◆ Material shown:
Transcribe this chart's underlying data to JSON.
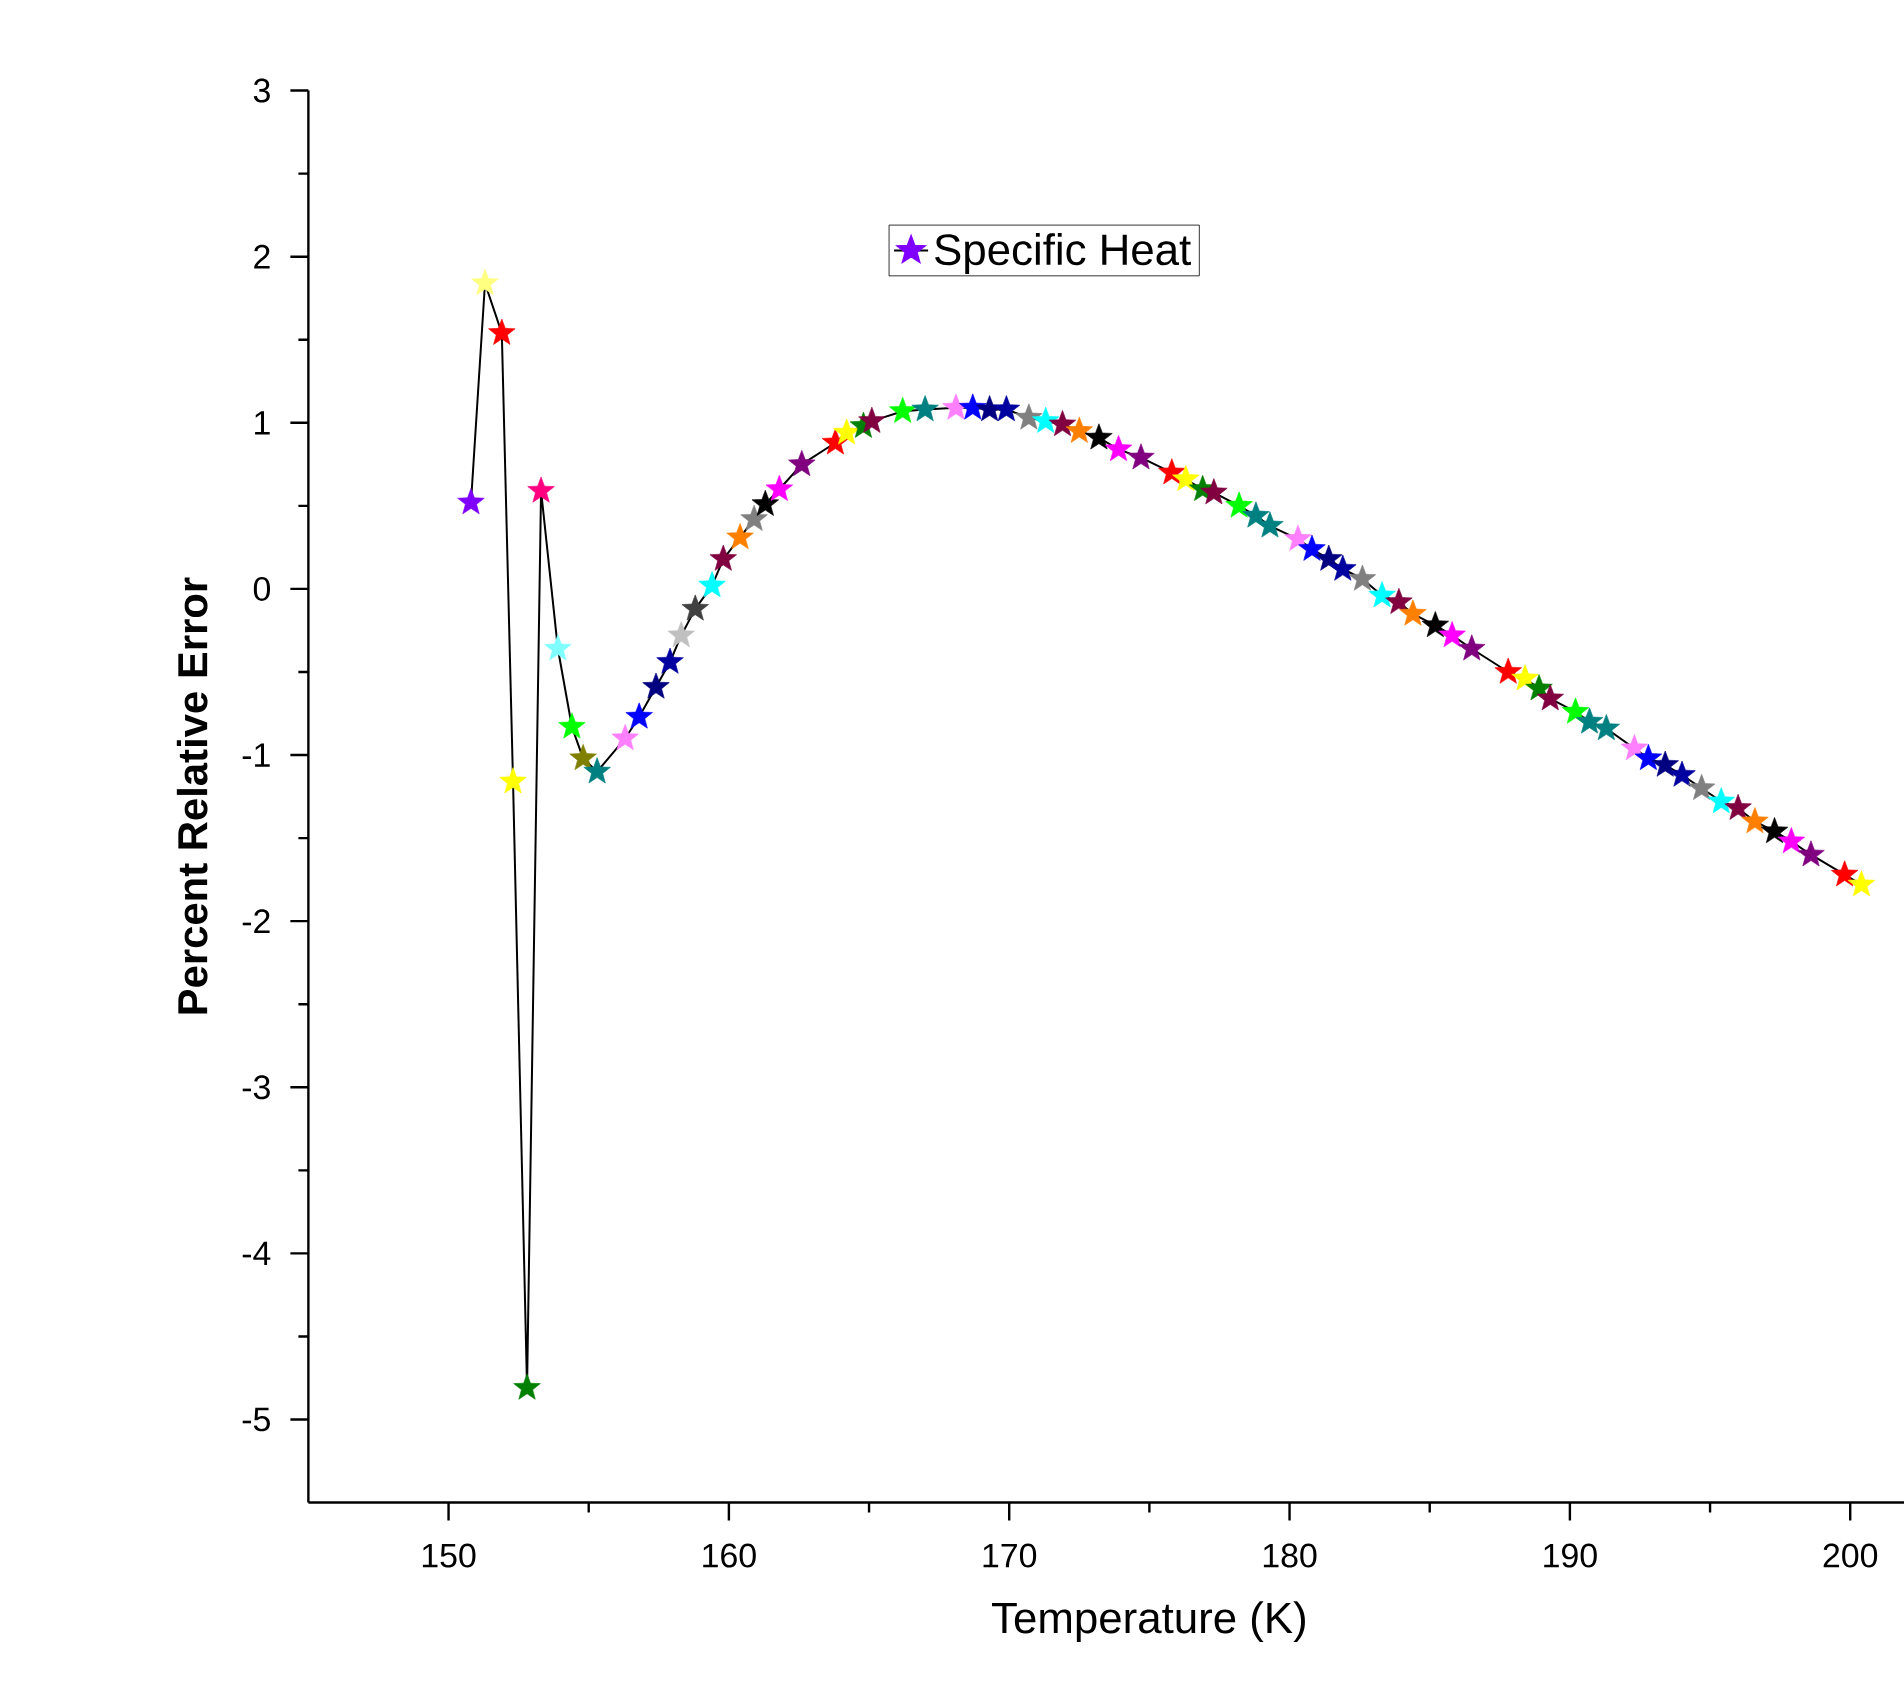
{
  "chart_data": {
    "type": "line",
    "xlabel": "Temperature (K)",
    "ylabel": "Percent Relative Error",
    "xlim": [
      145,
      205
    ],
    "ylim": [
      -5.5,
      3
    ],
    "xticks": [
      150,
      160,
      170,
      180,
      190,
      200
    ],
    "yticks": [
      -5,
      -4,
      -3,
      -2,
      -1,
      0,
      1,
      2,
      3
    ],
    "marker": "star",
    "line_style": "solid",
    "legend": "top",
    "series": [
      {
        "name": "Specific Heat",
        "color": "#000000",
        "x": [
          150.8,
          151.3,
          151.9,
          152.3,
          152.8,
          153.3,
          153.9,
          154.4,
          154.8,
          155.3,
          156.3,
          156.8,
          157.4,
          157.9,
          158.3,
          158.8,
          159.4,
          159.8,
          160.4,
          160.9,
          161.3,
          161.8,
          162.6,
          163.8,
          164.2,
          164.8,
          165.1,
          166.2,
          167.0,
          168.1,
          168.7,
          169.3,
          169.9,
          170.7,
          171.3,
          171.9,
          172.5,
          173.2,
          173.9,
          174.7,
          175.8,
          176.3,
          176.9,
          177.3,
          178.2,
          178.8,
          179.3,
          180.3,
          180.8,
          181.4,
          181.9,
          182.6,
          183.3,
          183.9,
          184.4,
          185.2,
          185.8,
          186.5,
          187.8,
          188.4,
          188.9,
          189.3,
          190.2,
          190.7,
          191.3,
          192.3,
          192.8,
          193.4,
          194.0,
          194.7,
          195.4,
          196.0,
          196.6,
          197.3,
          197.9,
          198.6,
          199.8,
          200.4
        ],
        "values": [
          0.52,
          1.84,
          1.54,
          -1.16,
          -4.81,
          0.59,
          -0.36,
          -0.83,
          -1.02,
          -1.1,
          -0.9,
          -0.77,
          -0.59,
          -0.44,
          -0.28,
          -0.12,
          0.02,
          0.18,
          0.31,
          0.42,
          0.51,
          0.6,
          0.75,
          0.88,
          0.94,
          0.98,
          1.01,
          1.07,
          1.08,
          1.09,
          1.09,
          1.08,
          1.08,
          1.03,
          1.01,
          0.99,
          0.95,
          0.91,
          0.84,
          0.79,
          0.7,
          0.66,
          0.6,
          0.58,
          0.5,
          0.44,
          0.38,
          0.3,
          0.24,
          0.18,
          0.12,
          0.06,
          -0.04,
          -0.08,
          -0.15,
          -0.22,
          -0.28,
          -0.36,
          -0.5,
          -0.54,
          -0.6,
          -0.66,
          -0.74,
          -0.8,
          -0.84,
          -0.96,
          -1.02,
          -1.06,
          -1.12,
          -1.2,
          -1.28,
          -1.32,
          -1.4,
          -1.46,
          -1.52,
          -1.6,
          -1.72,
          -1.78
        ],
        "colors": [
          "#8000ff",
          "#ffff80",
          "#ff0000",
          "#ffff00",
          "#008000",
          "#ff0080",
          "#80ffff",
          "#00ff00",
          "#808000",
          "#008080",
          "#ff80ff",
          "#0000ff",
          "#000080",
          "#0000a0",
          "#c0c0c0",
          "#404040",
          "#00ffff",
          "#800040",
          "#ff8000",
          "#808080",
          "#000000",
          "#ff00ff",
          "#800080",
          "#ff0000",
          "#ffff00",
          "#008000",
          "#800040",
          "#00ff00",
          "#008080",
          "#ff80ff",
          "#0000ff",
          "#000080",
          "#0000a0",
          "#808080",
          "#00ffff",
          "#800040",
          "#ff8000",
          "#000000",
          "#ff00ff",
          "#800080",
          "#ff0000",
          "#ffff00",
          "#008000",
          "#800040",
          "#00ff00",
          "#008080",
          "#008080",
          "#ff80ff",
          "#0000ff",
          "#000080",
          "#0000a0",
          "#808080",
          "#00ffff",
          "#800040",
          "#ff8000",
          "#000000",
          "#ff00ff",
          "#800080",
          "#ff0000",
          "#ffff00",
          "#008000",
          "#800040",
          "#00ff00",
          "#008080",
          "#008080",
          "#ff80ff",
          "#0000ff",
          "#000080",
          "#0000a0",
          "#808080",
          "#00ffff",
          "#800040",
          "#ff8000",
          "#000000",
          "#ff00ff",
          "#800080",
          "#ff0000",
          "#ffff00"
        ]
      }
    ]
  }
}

◆ Short task: Exclude the images and reproduce the remaining data exactly.

◆ Solution for this task:
Transcribe this chart's underlying data to JSON.
{
  "chart_data": {
    "type": "line",
    "xlabel": "Temperature (K)",
    "ylabel": "Percent Relative Error",
    "xlim": [
      145,
      205
    ],
    "ylim": [
      -5.5,
      3
    ],
    "xticks": [
      150,
      160,
      170,
      180,
      190,
      200
    ],
    "yticks": [
      -5,
      -4,
      -3,
      -2,
      -1,
      0,
      1,
      2,
      3
    ],
    "marker": "star",
    "line_style": "solid",
    "legend": "top",
    "series": [
      {
        "name": "Specific Heat",
        "color": "#000000",
        "x": [
          150.8,
          151.3,
          151.9,
          152.3,
          152.8,
          153.3,
          153.9,
          154.4,
          154.8,
          155.3,
          156.3,
          156.8,
          157.4,
          157.9,
          158.3,
          158.8,
          159.4,
          159.8,
          160.4,
          160.9,
          161.3,
          161.8,
          162.6,
          163.8,
          164.2,
          164.8,
          165.1,
          166.2,
          167.0,
          168.1,
          168.7,
          169.3,
          169.9,
          170.7,
          171.3,
          171.9,
          172.5,
          173.2,
          173.9,
          174.7,
          175.8,
          176.3,
          176.9,
          177.3,
          178.2,
          178.8,
          179.3,
          180.3,
          180.8,
          181.4,
          181.9,
          182.6,
          183.3,
          183.9,
          184.4,
          185.2,
          185.8,
          186.5,
          187.8,
          188.4,
          188.9,
          189.3,
          190.2,
          190.7,
          191.3,
          192.3,
          192.8,
          193.4,
          194.0,
          194.7,
          195.4,
          196.0,
          196.6,
          197.3,
          197.9,
          198.6,
          199.8,
          200.4
        ],
        "values": [
          0.52,
          1.84,
          1.54,
          -1.16,
          -4.81,
          0.59,
          -0.36,
          -0.83,
          -1.02,
          -1.1,
          -0.9,
          -0.77,
          -0.59,
          -0.44,
          -0.28,
          -0.12,
          0.02,
          0.18,
          0.31,
          0.42,
          0.51,
          0.6,
          0.75,
          0.88,
          0.94,
          0.98,
          1.01,
          1.07,
          1.08,
          1.09,
          1.09,
          1.08,
          1.08,
          1.03,
          1.01,
          0.99,
          0.95,
          0.91,
          0.84,
          0.79,
          0.7,
          0.66,
          0.6,
          0.58,
          0.5,
          0.44,
          0.38,
          0.3,
          0.24,
          0.18,
          0.12,
          0.06,
          -0.04,
          -0.08,
          -0.15,
          -0.22,
          -0.28,
          -0.36,
          -0.5,
          -0.54,
          -0.6,
          -0.66,
          -0.74,
          -0.8,
          -0.84,
          -0.96,
          -1.02,
          -1.06,
          -1.12,
          -1.2,
          -1.28,
          -1.32,
          -1.4,
          -1.46,
          -1.52,
          -1.6,
          -1.72,
          -1.78
        ],
        "colors": [
          "#8000ff",
          "#ffff80",
          "#ff0000",
          "#ffff00",
          "#008000",
          "#ff0080",
          "#80ffff",
          "#00ff00",
          "#808000",
          "#008080",
          "#ff80ff",
          "#0000ff",
          "#000080",
          "#0000a0",
          "#c0c0c0",
          "#404040",
          "#00ffff",
          "#800040",
          "#ff8000",
          "#808080",
          "#000000",
          "#ff00ff",
          "#800080",
          "#ff0000",
          "#ffff00",
          "#008000",
          "#800040",
          "#00ff00",
          "#008080",
          "#ff80ff",
          "#0000ff",
          "#000080",
          "#0000a0",
          "#808080",
          "#00ffff",
          "#800040",
          "#ff8000",
          "#000000",
          "#ff00ff",
          "#800080",
          "#ff0000",
          "#ffff00",
          "#008000",
          "#800040",
          "#00ff00",
          "#008080",
          "#008080",
          "#ff80ff",
          "#0000ff",
          "#000080",
          "#0000a0",
          "#808080",
          "#00ffff",
          "#800040",
          "#ff8000",
          "#000000",
          "#ff00ff",
          "#800080",
          "#ff0000",
          "#ffff00",
          "#008000",
          "#800040",
          "#00ff00",
          "#008080",
          "#008080",
          "#ff80ff",
          "#0000ff",
          "#000080",
          "#0000a0",
          "#808080",
          "#00ffff",
          "#800040",
          "#ff8000",
          "#000000",
          "#ff00ff",
          "#800080",
          "#ff0000",
          "#ffff00"
        ]
      }
    ]
  }
}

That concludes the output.